— Problem description —
Quote the records below in full, exactly as given, with the images taken out.

— Provided data —
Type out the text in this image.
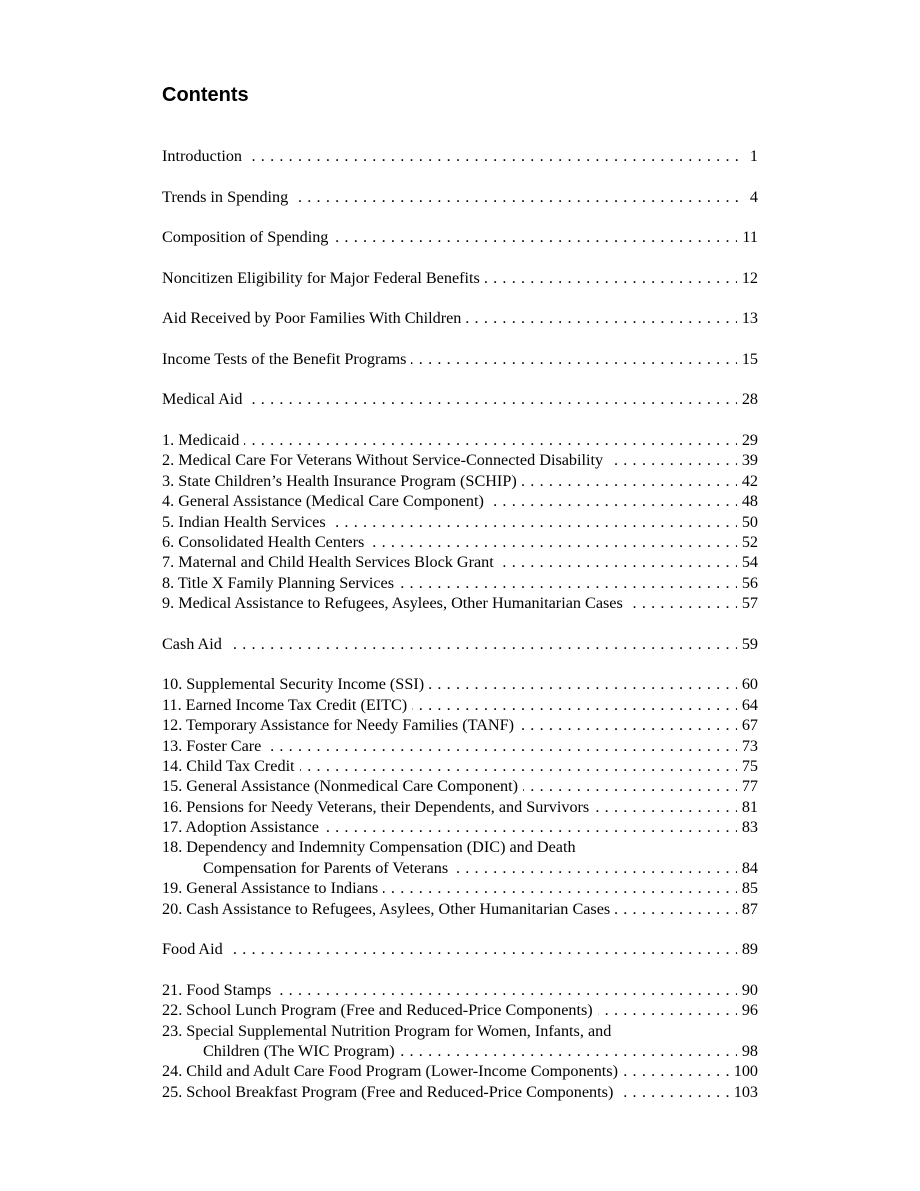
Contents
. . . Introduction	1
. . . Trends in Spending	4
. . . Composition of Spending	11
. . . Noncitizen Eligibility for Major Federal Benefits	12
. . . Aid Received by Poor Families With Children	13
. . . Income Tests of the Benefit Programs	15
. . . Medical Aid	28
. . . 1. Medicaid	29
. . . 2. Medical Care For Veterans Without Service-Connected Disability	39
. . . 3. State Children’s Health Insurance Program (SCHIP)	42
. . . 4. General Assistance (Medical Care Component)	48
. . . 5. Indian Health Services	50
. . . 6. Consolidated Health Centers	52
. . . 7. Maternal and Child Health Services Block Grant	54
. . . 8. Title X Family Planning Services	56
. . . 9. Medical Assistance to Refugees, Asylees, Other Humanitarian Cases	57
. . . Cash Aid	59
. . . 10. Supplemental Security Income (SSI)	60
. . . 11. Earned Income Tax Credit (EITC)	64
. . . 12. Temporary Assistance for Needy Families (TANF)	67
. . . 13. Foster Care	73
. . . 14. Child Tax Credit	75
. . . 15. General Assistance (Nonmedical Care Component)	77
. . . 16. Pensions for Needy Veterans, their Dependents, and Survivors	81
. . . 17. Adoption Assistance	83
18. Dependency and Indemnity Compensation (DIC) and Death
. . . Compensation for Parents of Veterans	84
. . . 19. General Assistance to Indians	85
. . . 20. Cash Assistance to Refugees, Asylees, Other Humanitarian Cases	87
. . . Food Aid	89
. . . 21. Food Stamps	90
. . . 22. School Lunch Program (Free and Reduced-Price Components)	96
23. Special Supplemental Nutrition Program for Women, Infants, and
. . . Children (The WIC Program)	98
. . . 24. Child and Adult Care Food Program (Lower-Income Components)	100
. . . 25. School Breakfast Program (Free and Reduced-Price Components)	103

— Response to this exercise —
Type out the text in this image.
Contents
. . . Introduction	1
. . . Trends in Spending	4
. . . Composition of Spending	11
. . . Noncitizen Eligibility for Major Federal Benefits	12
. . . Aid Received by Poor Families With Children	13
. . . Income Tests of the Benefit Programs	15
. . . Medical Aid	28
. . . 1. Medicaid	29
. . . 2. Medical Care For Veterans Without Service-Connected Disability	39
. . . 3. State Children’s Health Insurance Program (SCHIP)	42
. . . 4. General Assistance (Medical Care Component)	48
. . . 5. Indian Health Services	50
. . . 6. Consolidated Health Centers	52
. . . 7. Maternal and Child Health Services Block Grant	54
. . . 8. Title X Family Planning Services	56
. . . 9. Medical Assistance to Refugees, Asylees, Other Humanitarian Cases	57
. . . Cash Aid	59
. . . 10. Supplemental Security Income (SSI)	60
. . . 11. Earned Income Tax Credit (EITC)	64
. . . 12. Temporary Assistance for Needy Families (TANF)	67
. . . 13. Foster Care	73
. . . 14. Child Tax Credit	75
. . . 15. General Assistance (Nonmedical Care Component)	77
. . . 16. Pensions for Needy Veterans, their Dependents, and Survivors	81
. . . 17. Adoption Assistance	83
18. Dependency and Indemnity Compensation (DIC) and Death
. . . Compensation for Parents of Veterans	84
. . . 19. General Assistance to Indians	85
. . . 20. Cash Assistance to Refugees, Asylees, Other Humanitarian Cases	87
. . . Food Aid	89
. . . 21. Food Stamps	90
. . . 22. School Lunch Program (Free and Reduced-Price Components)	96
23. Special Supplemental Nutrition Program for Women, Infants, and
. . . Children (The WIC Program)	98
. . . 24. Child and Adult Care Food Program (Lower-Income Components)	100
. . . 25. School Breakfast Program (Free and Reduced-Price Components)	103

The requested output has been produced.